:: Extracted data entries ::
* start *

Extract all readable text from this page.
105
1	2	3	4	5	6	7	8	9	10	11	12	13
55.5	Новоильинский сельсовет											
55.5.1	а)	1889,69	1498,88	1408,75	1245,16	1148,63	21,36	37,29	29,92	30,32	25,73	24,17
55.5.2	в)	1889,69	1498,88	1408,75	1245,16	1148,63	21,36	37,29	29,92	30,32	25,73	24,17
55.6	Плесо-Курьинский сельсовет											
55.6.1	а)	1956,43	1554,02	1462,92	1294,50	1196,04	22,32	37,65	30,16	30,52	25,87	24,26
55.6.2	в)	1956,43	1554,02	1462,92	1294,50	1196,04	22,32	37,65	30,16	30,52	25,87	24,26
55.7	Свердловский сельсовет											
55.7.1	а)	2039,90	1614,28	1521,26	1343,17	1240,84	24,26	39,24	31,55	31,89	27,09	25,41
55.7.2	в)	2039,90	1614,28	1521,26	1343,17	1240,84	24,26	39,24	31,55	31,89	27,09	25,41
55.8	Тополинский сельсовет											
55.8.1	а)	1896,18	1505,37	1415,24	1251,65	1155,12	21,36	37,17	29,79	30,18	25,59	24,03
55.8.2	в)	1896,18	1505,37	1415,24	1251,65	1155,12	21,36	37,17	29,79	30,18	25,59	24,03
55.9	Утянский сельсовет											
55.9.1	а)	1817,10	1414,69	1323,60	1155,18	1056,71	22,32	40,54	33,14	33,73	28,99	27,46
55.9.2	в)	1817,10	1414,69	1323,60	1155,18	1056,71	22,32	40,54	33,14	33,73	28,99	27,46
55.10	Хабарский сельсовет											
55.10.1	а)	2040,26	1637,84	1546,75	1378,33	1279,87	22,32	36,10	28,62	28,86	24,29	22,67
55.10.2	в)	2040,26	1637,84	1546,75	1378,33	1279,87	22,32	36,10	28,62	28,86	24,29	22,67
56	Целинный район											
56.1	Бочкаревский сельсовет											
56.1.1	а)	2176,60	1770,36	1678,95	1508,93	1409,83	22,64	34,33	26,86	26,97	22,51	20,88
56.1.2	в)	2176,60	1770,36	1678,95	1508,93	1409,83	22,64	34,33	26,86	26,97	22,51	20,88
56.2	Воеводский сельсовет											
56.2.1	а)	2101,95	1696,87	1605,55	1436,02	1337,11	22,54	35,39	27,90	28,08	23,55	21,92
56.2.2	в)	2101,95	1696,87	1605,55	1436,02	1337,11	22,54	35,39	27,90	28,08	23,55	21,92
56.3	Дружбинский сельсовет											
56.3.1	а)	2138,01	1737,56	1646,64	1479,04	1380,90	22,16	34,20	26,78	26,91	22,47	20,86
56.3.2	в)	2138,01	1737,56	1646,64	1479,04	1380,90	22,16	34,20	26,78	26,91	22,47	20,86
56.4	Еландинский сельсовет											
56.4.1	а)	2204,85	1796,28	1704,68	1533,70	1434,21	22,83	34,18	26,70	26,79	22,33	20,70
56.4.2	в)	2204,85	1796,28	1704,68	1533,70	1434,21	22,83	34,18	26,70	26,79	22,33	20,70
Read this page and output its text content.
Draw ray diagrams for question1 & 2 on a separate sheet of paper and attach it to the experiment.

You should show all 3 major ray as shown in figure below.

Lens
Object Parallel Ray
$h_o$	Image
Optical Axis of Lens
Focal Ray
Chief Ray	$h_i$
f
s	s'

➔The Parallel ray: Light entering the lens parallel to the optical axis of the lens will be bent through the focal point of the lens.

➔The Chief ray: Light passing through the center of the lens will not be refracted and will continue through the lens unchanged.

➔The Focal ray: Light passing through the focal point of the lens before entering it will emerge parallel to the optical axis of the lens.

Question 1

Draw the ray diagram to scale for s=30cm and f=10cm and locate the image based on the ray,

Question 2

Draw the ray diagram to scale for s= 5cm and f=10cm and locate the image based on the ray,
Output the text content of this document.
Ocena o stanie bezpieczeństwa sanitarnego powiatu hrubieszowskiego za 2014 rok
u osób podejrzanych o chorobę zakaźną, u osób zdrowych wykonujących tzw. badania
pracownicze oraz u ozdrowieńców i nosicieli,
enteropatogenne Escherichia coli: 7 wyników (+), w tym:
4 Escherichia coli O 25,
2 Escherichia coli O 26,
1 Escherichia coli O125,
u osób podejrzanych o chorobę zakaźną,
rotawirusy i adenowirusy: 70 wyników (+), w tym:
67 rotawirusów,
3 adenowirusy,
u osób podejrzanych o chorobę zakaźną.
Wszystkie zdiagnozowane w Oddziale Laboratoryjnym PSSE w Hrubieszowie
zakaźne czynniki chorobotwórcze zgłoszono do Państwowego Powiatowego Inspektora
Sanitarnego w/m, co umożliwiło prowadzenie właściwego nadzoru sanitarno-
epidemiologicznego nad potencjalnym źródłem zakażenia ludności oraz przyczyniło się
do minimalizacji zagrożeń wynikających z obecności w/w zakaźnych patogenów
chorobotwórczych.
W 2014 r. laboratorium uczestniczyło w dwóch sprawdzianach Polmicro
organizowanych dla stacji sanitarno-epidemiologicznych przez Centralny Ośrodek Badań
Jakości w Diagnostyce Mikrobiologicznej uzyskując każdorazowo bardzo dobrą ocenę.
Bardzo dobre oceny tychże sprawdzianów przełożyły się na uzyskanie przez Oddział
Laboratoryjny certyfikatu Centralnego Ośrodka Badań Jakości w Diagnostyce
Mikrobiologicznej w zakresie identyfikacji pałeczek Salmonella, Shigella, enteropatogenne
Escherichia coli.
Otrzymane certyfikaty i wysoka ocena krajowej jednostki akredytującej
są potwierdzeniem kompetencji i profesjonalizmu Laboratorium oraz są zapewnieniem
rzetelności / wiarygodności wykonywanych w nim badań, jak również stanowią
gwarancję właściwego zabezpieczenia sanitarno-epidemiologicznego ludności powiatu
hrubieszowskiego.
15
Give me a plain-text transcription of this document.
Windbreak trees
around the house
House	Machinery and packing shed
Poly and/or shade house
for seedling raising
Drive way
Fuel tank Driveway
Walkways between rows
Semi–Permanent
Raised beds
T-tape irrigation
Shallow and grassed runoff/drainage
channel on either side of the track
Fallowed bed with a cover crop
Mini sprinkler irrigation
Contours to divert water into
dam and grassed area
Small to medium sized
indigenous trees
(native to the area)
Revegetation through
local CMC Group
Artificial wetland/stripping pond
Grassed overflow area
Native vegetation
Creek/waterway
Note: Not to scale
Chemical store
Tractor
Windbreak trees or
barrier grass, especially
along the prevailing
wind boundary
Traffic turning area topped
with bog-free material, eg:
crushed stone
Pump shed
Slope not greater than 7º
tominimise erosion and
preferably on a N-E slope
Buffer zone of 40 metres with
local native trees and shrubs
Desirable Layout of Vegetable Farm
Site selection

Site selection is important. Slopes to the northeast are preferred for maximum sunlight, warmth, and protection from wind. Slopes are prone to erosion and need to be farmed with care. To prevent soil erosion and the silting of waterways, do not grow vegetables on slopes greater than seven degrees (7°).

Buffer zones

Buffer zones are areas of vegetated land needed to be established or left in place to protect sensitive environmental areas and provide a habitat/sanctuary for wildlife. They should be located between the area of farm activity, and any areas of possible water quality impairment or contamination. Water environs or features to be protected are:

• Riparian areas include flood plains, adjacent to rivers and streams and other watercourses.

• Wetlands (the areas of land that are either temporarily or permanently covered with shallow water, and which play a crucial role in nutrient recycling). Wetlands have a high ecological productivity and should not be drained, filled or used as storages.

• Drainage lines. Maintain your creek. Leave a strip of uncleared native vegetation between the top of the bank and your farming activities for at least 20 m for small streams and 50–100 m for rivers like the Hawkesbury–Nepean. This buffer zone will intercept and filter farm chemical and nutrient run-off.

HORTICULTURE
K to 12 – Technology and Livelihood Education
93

* end *

:: EXERCISE OBJECTIVE ::
List the lines of the material in which the word "local" occurs.

:: IN RESPONSE ::
local CMC Group
local native trees and shrubs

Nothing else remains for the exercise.